▶ _Problem requirements_: Begin at the line that contains "Read out every word on this page." and quote each line exactly through the last one. Leave pictures out.
++++ Listing
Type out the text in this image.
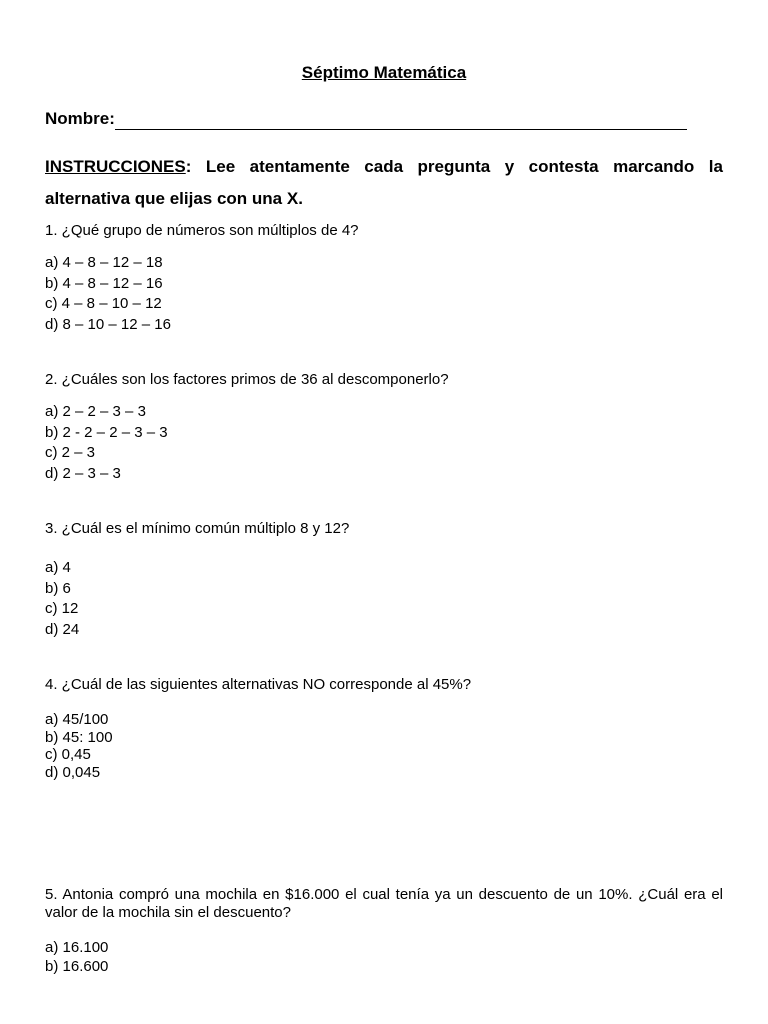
Séptimo Matemática
Nombre:
INSTRUCCIONES: Lee atentamente cada pregunta y contesta marcando la alternativa que elijas con una X.
1. ¿Qué grupo de números son múltiplos de 4?
a) 4 – 8 – 12 – 18
b) 4 – 8 – 12 – 16
c) 4 – 8 – 10 – 12
d) 8 – 10 – 12 – 16
2. ¿Cuáles son los factores primos de 36 al descomponerlo?
a) 2 – 2 – 3 – 3
b) 2 - 2 – 2 – 3 – 3
c) 2 – 3
d) 2 – 3 – 3
3. ¿Cuál es el mínimo común múltiplo 8 y 12?
a) 4
b) 6
c) 12
d) 24
4. ¿Cuál de las siguientes alternativas NO corresponde al 45%?
a) 45/100
b) 45: 100
c) 0,45
d) 0,045
5. Antonia compró una mochila en $16.000 el cual tenía ya un descuento de un 10%. ¿Cuál era el valor de la mochila sin el descuento?
a) 16.100
b) 16.600
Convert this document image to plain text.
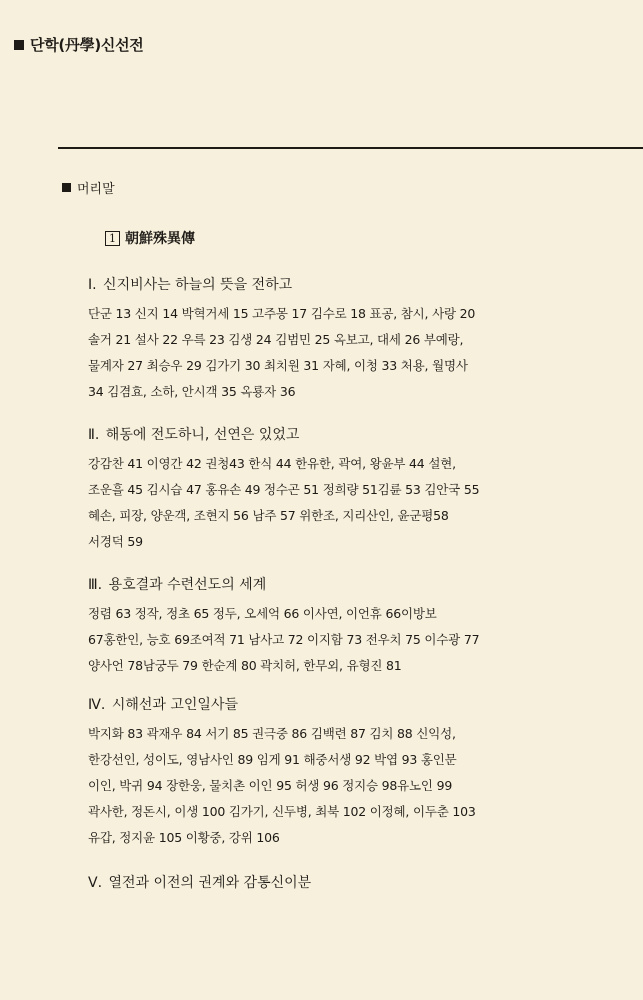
단학(丹學)신선전
머리말
1 朝鮮殊異傳
Ⅰ. 신지비사는 하늘의 뜻을 전하고
단군 13 신지 14 박혁거세 15 고주몽 17 김수로 18 표공, 참시, 사랑 20
솔거 21 설사 22 우륵 23 김생 24 김범민 25 옥보고, 대세 26 부예랑,
물계자 27 최승우 29 김가기 30 최치원 31 자혜, 이청 33 처용, 월명사
34 김겸효, 소하, 안시객 35 옥룡자 36
Ⅱ. 해동에 전도하니, 선연은 있었고
강감찬 41 이영간 42 권청43 한식 44 한유한, 곽여, 왕윤부 44 설현,
조운흘 45 김시습 47 홍유손 49 정수곤 51 정희량 51김륜 53 김안국 55
혜손, 피장, 양운객, 조현지 56 남주 57 위한조, 지리산인, 윤군평58
서경덕 59
Ⅲ. 용호결과 수련선도의 세계
정렴 63 정작, 정초 65 정두, 오세억 66 이사연, 이언휴 66이방보
67홍한인, 능호 69조여적 71 남사고 72 이지함 73 전우치 75 이수광 77
양사언 78남궁두 79 한순계 80 곽치허, 한무외, 유형진 81
Ⅳ. 시해선과 고인일사들
박지화 83 곽재우 84 서기 85 권극중 86 김백련 87 김치 88 신익성,
한강선인, 성이도, 영남사인 89 임게 91 해중서생 92 박엽 93 홍인문
이인, 박귀 94 장한웅, 물치촌 이인 95 허생 96 정지승 98유노인 99
곽사한, 정돈시, 이생 100 김가기, 신두병, 최북 102 이정혜, 이두춘 103
유갑, 정지윤 105 이황중, 강위 106
Ⅴ. 열전과 이전의 권계와 감통신이분
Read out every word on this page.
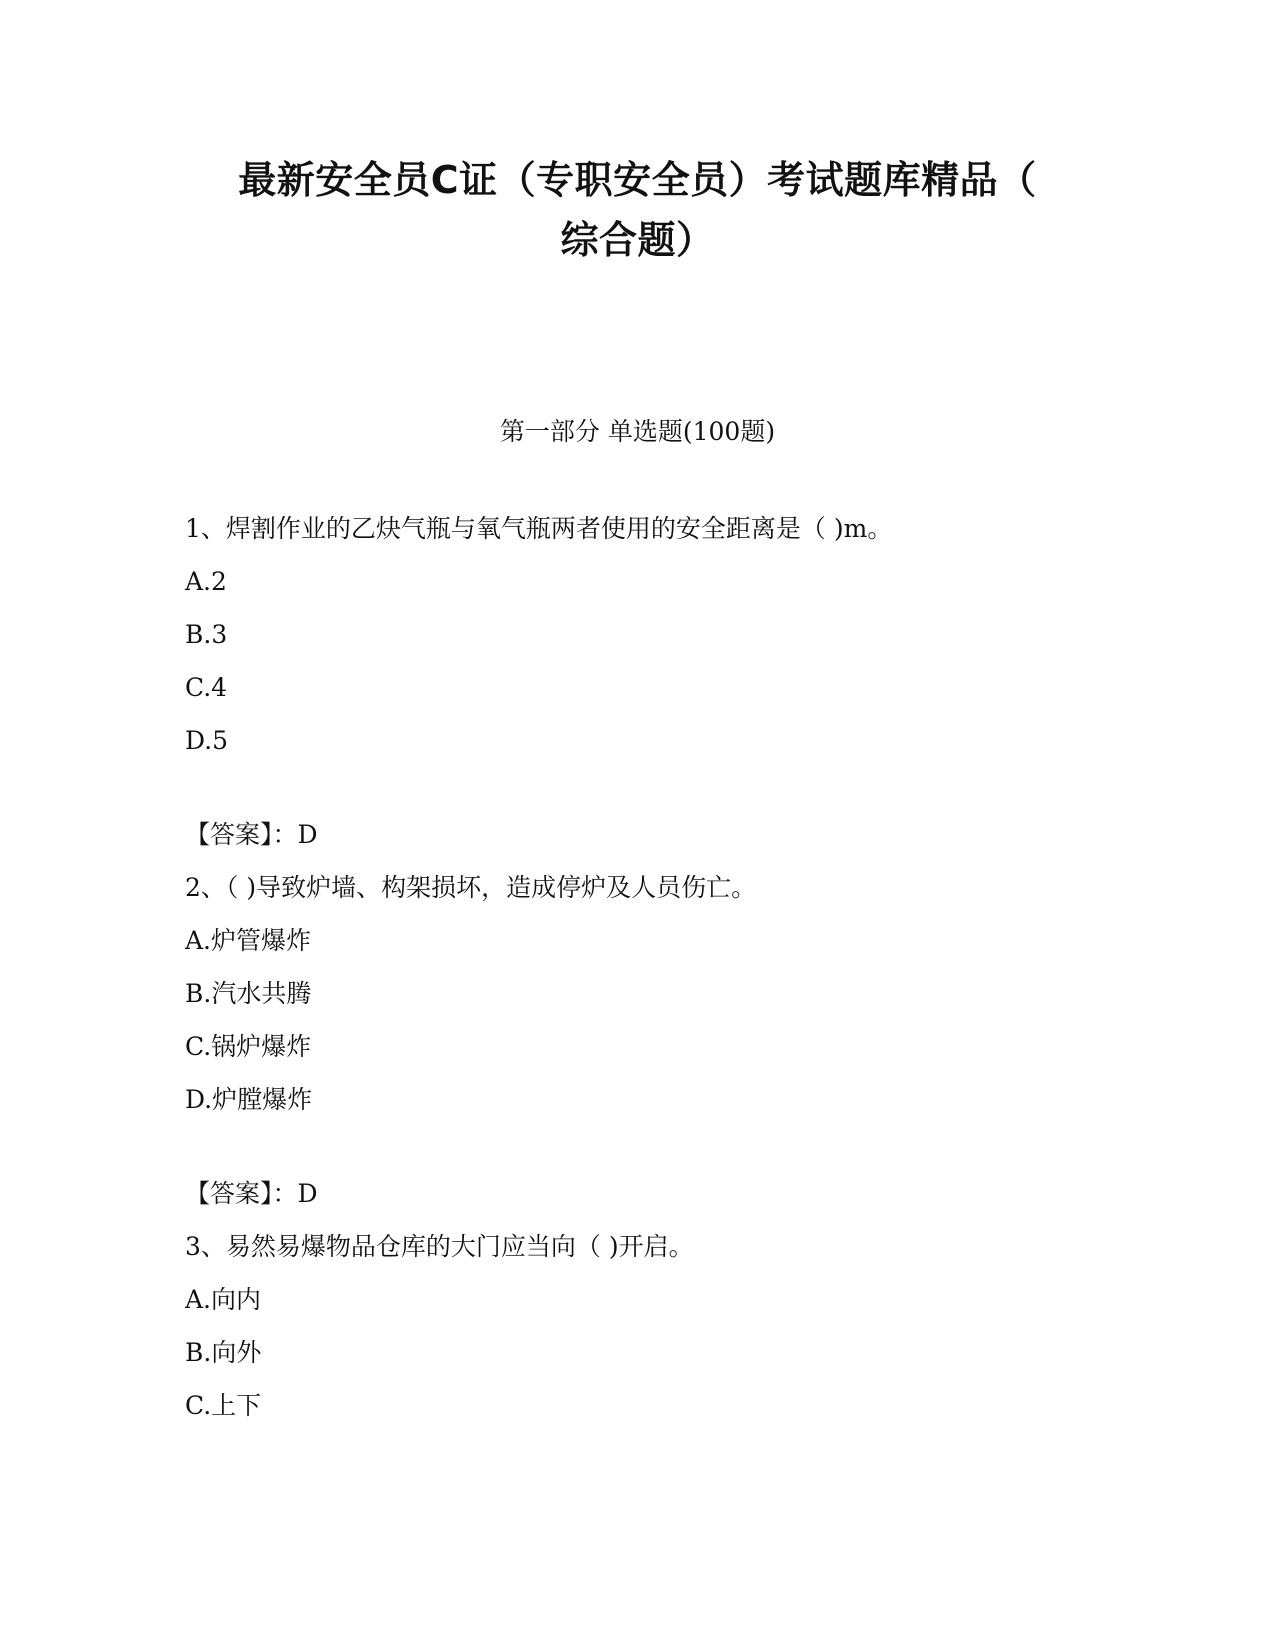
最新安全员C证（专职安全员）考试题库精品（
综合题）
第一部分 单选题(100题)
1、焊割作业的乙炔气瓶与氧气瓶两者使用的安全距离是（ )m。
A.2
B.3
C.4
D.5
【答案】：D
2、（ )导致炉墙、构架损坏，造成停炉及人员伤亡。
A.炉管爆炸
B.汽水共腾
C.锅炉爆炸
D.炉膛爆炸
【答案】：D
3、易然易爆物品仓库的大门应当向（ )开启。
A.向内
B.向外
C.上下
++++++++
▶ _Exercise result_:
Read out every word on this page.
最新安全员C证（专职安全员）考试题库精品（
综合题）
第一部分 单选题(100题)
1、焊割作业的乙炔气瓶与氧气瓶两者使用的安全距离是（ )m。
A.2
B.3
C.4
D.5
【答案】：D
2、（ )导致炉墙、构架损坏，造成停炉及人员伤亡。
A.炉管爆炸
B.汽水共腾
C.锅炉爆炸
D.炉膛爆炸
【答案】：D
3、易然易爆物品仓库的大门应当向（ )开启。
A.向内
B.向外
C.上下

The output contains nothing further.